▸ REQUIRED TASKS:
1/ In the notes on sugar, what did sugar cost per pound in 1319?
2/ Pick up the notes on sugar after their final sentence and extend them with a few more points in the same style.

▸ DOCUMENT EXTRACT:
===

Source Sugar Fix and USDA Economic research service
Sugar is a carbohydrate, one of three macronutrients in our diet (carbohydrate, protein and fat).
Table sugar or sucrose is disaccharide made of the joining of glucose with fructose. Lactose another disaccharide is made from the joining of glucose with galactose.
Fructose is he sweetest monocachide, about twice as sweet as glucose. Most high fructose corn syrup is about 50-60% fructose about he same amount of fructose as found in table sugar. Honey is 70% fructose. Almost all of the fructose we get in our diet comes from sweeteners added to foods.
The drive to eat sweet foods is inherent in our humanness. We don't need to be taught that fruit tastes better than vegetables. Johnson lays out a teleological argument that follows:
- sweet foods offer a survival benefit by promoting weight gain due to their caloric density.
- weight gain is enhanced by the fact that they don't promote satiety, so you can over eat, an advantage when food is in short supply and spoilage prevents storing leftovers
- the tendency of fructose to raise blood pressure may have offered a survival advantage to ancestors living on salt poor diets who suffered from chronic hypotension
India was the first country to boil the juice from the New Guinea sugar cane to produce crystalized sugar.
Persian invaders brought home sugar and then the Arab invaders of the 7th century spread sugar from Persia to the rest of the Middle East.
The crusades brought sugar back to England in 1099.
Sugar was thought to have medicinal values and sold at pharmaceutical like prices. In 1319, sugar cost the equivalent of $50 per pound.
Sugar was one of the crops which supported the slave trade between Africa, North America and Europe.
England became a dominant producer of sugar and by 1700, the English were ingesting 4 lbs of sugar a year.
The democratization of sucrose accelerated following the discovery of the by which sugar could be extracted from beets.
In 1866 scientists in Buffalo invented a way to convert corn starch into sweet tasting corn syrup. Corn syrup is made of glucose chains of varying lengths. There is no fructose in corn syrup, so it is not as sweet as sucrose.

===

▸ RECORDS PROVIDED:
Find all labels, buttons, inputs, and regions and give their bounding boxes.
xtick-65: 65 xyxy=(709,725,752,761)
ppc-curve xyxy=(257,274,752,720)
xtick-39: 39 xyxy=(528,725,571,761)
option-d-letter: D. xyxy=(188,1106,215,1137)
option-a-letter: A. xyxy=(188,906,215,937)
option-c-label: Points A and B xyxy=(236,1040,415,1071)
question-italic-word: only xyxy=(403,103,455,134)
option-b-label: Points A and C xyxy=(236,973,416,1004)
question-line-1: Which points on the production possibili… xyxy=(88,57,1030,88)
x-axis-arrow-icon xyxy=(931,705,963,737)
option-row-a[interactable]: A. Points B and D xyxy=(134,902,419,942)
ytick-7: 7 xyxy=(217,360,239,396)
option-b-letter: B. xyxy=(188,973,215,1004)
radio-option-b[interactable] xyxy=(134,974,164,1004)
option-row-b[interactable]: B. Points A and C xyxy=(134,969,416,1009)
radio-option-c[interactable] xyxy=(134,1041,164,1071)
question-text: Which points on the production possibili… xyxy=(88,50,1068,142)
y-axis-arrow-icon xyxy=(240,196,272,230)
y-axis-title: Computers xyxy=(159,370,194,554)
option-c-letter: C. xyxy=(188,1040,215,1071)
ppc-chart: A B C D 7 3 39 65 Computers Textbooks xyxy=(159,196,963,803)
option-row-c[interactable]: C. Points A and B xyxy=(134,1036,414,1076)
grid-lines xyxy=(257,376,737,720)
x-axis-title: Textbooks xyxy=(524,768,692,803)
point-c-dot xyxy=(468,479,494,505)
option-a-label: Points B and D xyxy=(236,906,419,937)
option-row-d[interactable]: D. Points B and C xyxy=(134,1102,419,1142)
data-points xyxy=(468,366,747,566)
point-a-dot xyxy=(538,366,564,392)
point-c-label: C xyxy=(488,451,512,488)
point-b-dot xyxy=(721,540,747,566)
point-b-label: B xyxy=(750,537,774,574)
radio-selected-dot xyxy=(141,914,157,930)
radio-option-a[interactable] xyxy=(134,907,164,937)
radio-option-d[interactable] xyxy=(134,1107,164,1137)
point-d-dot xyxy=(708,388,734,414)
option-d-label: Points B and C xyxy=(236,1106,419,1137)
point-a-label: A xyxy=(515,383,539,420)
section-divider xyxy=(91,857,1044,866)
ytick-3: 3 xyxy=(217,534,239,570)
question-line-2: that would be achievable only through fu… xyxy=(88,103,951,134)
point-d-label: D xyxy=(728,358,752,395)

===

▸ ANSWER LIST:
1/ The equivalent of $50 per pound.

2/
In the 1960s, glucose isomerase was discovered. THIS enzyme could convert some of the glucose in corn syrup to fructose ushering in high fructose corn syrup (HFCS).
HFCS is cheaper than sugar mainly because of the phenomenal overproduction of corn in this country. See the Omnivore's Dilemma. By the end of the 70's Americans were eating 10 pounds of HFCS every year.
In 1982 the US Government began to limit the amount of sugar which could be imported every year and by 1984 both Coke and Pepsi converted from sucrose to HFCS as the primary sweetener in their respective colas. The sweetwener in most colas is HFCS-55 which has 55% fructose only slightly more than sucrose, 50%.
Johnson states that another common variety of HFCS found in non-carbonated fruit juices is HFCS-42 (42% fructose).
He then claims that much of the harm from HFCS is not because it is anymore toxic than equal amounts of sucrose but rather that, its low-cost has resulted in more consumption.
This explains the expansion in the sizes an portions over the last 20 years. He points out the change in the size of a single serving of Coke. In the fifties it was 6.5 oz and now I am seeing 1 liter bottles (33 ozs) for sale.
The conclusion of the chapter has this wonderful sentence:
More to the point, the composition of basic nutrients that most people eat today is vastly different from what early humans consumed, or even what the typical American ate a century ago.